[To be done]: Transcribe all the entries word for word, but omit the images.

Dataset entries
++++

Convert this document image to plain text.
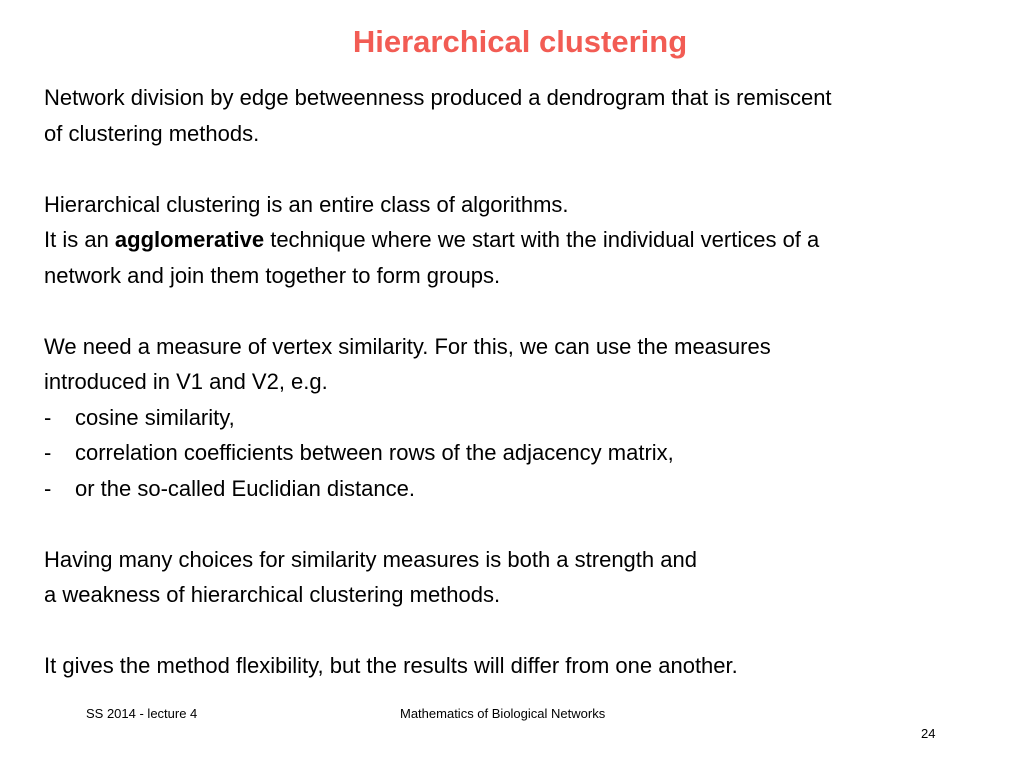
Hierarchical clustering

Network division by edge betweenness produced a dendrogram that is remiscent

of clustering methods.

Hierarchical clustering is an entire class of algorithms.

It is an agglomerative technique where we start with the individual vertices of a

network and join them together to form groups.

We need a measure of vertex similarity. For this, we can use the measures

introduced in V1 and V2, e.g.

-	cosine similarity,
-	correlation coefficients between rows of the adjacency matrix,
-	or the so-called Euclidian distance.

Having many choices for similarity measures is both a strength and

a weakness of hierarchical clustering methods.

It gives the method flexibility, but the results will differ from one another.

SS 2014 - lecture 4	Mathematics of Biological Networks
24
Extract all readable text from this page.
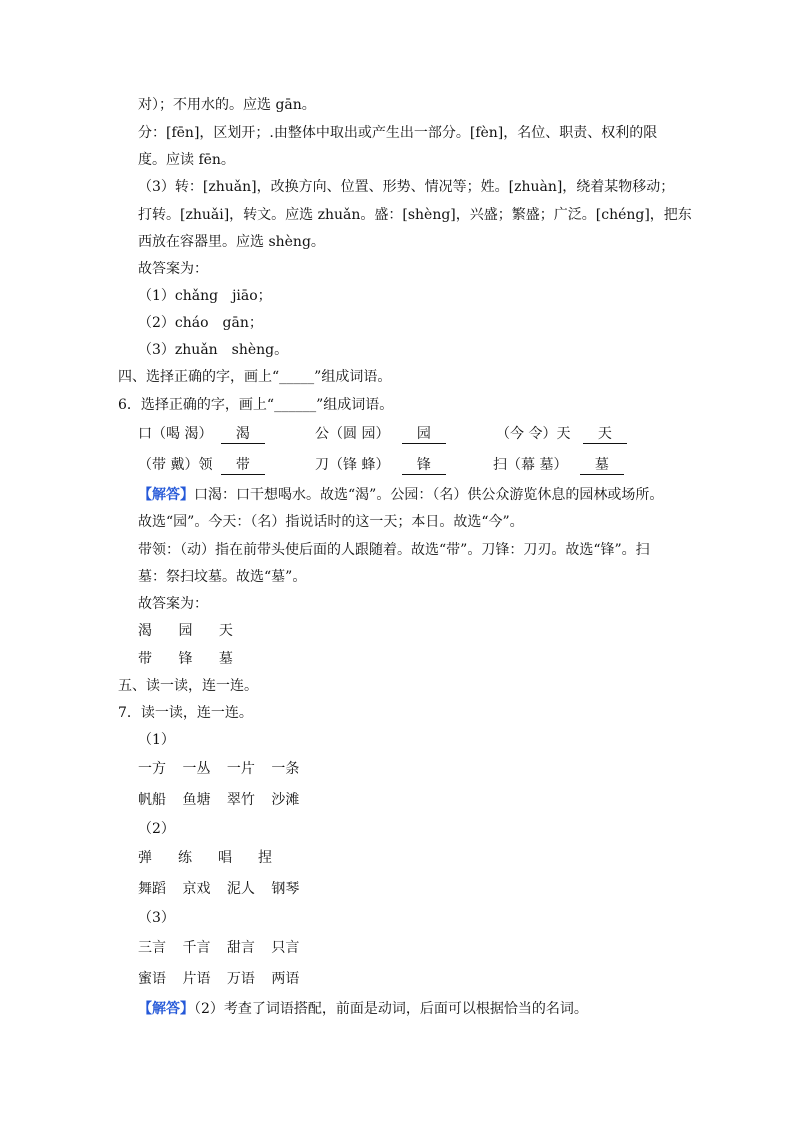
对）；不用水的。应选 gān。
分：[fēn]，区划开；.由整体中取出或产生出一部分。[fèn]，名位、职责、权利的限
度。应读 fēn。
（3）转：[zhuǎn]，改换方向、位置、形势、情况等；姓。[zhuàn]，绕着某物移动；
打转。[zhuǎi]，转文。应选 zhuǎn。盛：[shèng]，兴盛；繁盛；广泛。[chéng]，把东
西放在容器里。应选 shèng。
故答案为：
（1）chǎng　jiāo；
（2）cháo　gān；
（3）zhuǎn　shèng。
四、选择正确的字，画上“_____”组成词语。
6．选择正确的字，画上“______”组成词语。
口（喝 渴） 渴	公（圆 园） 园	（今 令）天 天
（带 戴）领 带	刀（锋 蜂） 锋	扫（幕 墓） 墓
【解答】口渴：口干想喝水。故选“渴”。公园：（名）供公众游览休息的园林或场所。
故选“园”。今天：（名）指说话时的这一天；本日。故选“今”。
带领：（动）指在前带头使后面的人跟随着。故选“带”。刀锋：刀刃。故选“锋”。扫
墓：祭扫坟墓。故选“墓”。
故答案为：
渴 园 天
带 锋 墓
五、读一读，连一连。
7．读一读，连一连。
（1）
一方 一丛 一片 一条
帆船 鱼塘 翠竹 沙滩
（2）
弹 练 唱 捏
舞蹈 京戏 泥人 钢琴
（3）
三言 千言 甜言 只言
蜜语 片语 万语 两语
【解答】（2）考查了词语搭配，前面是动词，后面可以根据恰当的名词。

++++

[Solution to the exercise]:
Convert this document image to plain text.
Hierarchical clustering

Network division by edge betweenness produced a dendrogram that is remiscent

of clustering methods.

Hierarchical clustering is an entire class of algorithms.

It is an agglomerative technique where we start with the individual vertices of a

network and join them together to form groups.

We need a measure of vertex similarity. For this, we can use the measures

introduced in V1 and V2, e.g.

-	cosine similarity,
-	correlation coefficients between rows of the adjacency matrix,
-	or the so-called Euclidian distance.

Having many choices for similarity measures is both a strength and

a weakness of hierarchical clustering methods.

It gives the method flexibility, but the results will differ from one another.

SS 2014 - lecture 4	Mathematics of Biological Networks
24
Extract all readable text from this page.
对）；不用水的。应选 gān。
分：[fēn]，区划开；.由整体中取出或产生出一部分。[fèn]，名位、职责、权利的限
度。应读 fēn。
（3）转：[zhuǎn]，改换方向、位置、形势、情况等；姓。[zhuàn]，绕着某物移动；
打转。[zhuǎi]，转文。应选 zhuǎn。盛：[shèng]，兴盛；繁盛；广泛。[chéng]，把东
西放在容器里。应选 shèng。
故答案为：
（1）chǎng　jiāo；
（2）cháo　gān；
（3）zhuǎn　shèng。
四、选择正确的字，画上“_____”组成词语。
6．选择正确的字，画上“______”组成词语。
口（喝 渴） 渴	公（圆 园） 园	（今 令）天 天
（带 戴）领 带	刀（锋 蜂） 锋	扫（幕 墓） 墓
【解答】口渴：口干想喝水。故选“渴”。公园：（名）供公众游览休息的园林或场所。
故选“园”。今天：（名）指说话时的这一天；本日。故选“今”。
带领：（动）指在前带头使后面的人跟随着。故选“带”。刀锋：刀刃。故选“锋”。扫
墓：祭扫坟墓。故选“墓”。
故答案为：
渴 园 天
带 锋 墓
五、读一读，连一连。
7．读一读，连一连。
（1）
一方 一丛 一片 一条
帆船 鱼塘 翠竹 沙滩
（2）
弹 练 唱 捏
舞蹈 京戏 泥人 钢琴
（3）
三言 千言 甜言 只言
蜜语 片语 万语 两语
【解答】（2）考查了词语搭配，前面是动词，后面可以根据恰当的名词。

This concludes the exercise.